[Excerpt from a dataset]
● ● ● ● ● ● ●
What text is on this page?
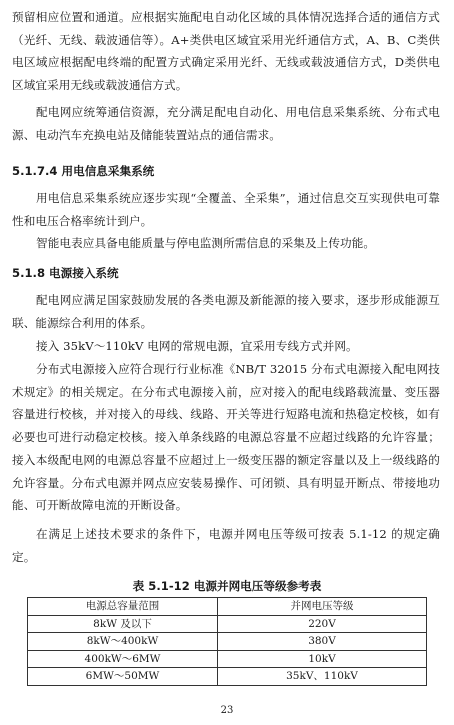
预留相应位置和通道。应根据实施配电自动化区域的具体情况选择合适的通信方式（光纤、无线、载波通信等）。A+类供电区域宜采用光纤通信方式，A、B、C类供电区域应根据配电终端的配置方式确定采用光纤、无线或载波通信方式，D类供电区域宜采用无线或载波通信方式。

配电网应统筹通信资源，充分满足配电自动化、用电信息采集系统、分布式电源、电动汽车充换电站及储能装置站点的通信需求。

5.1.7.4 用电信息采集系统

用电信息采集系统应逐步实现“全覆盖、全采集”，通过信息交互实现供电可靠性和电压合格率统计到户。

智能电表应具备电能质量与停电监测所需信息的采集及上传功能。

5.1.8 电源接入系统

配电网应满足国家鼓励发展的各类电源及新能源的接入要求，逐步形成能源互联、能源综合利用的体系。

接入 35kV～110kV 电网的常规电源，宜采用专线方式并网。

分布式电源接入应符合现行行业标准《NB/T 32015 分布式电源接入配电网技术规定》的相关规定。在分布式电源接入前，应对接入的配电线路载流量、变压器容量进行校核，并对接入的母线、线路、开关等进行短路电流和热稳定校核，如有必要也可进行动稳定校核。接入单条线路的电源总容量不应超过线路的允许容量；接入本级配电网的电源总容量不应超过上一级变压器的额定容量以及上一级线路的允许容量。分布式电源并网点应安装易操作、可闭锁、具有明显开断点、带接地功能、可开断故障电流的开断设备。

在满足上述技术要求的条件下，电源并网电压等级可按表 5.1-12 的规定确定。

表 5.1-12 电源并网电压等级参考表
电源总容量范围	并网电压等级
8kW 及以下	220V
8kW～400kW	380V
400kW～6MW	10kV
6MW～50MW	35kV、110kV
23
● ● ● ● ● ● ●
**Work required:**
Without the pictures, return all the records precisely as they stand.

**Complete answer:**
What text is on this page?
预留相应位置和通道。应根据实施配电自动化区域的具体情况选择合适的通信方式（光纤、无线、载波通信等）。A+类供电区域宜采用光纤通信方式，A、B、C类供电区域应根据配电终端的配置方式确定采用光纤、无线或载波通信方式，D类供电区域宜采用无线或载波通信方式。

配电网应统筹通信资源，充分满足配电自动化、用电信息采集系统、分布式电源、电动汽车充换电站及储能装置站点的通信需求。

5.1.7.4 用电信息采集系统

用电信息采集系统应逐步实现“全覆盖、全采集”，通过信息交互实现供电可靠性和电压合格率统计到户。

智能电表应具备电能质量与停电监测所需信息的采集及上传功能。

5.1.8 电源接入系统

配电网应满足国家鼓励发展的各类电源及新能源的接入要求，逐步形成能源互联、能源综合利用的体系。

接入 35kV～110kV 电网的常规电源，宜采用专线方式并网。

分布式电源接入应符合现行行业标准《NB/T 32015 分布式电源接入配电网技术规定》的相关规定。在分布式电源接入前，应对接入的配电线路载流量、变压器容量进行校核，并对接入的母线、线路、开关等进行短路电流和热稳定校核，如有必要也可进行动稳定校核。接入单条线路的电源总容量不应超过线路的允许容量；接入本级配电网的电源总容量不应超过上一级变压器的额定容量以及上一级线路的允许容量。分布式电源并网点应安装易操作、可闭锁、具有明显开断点、带接地功能、可开断故障电流的开断设备。

在满足上述技术要求的条件下，电源并网电压等级可按表 5.1-12 的规定确定。

表 5.1-12 电源并网电压等级参考表
电源总容量范围	并网电压等级
8kW 及以下	220V
8kW～400kW	380V
400kW～6MW	10kV
6MW～50MW	35kV、110kV
23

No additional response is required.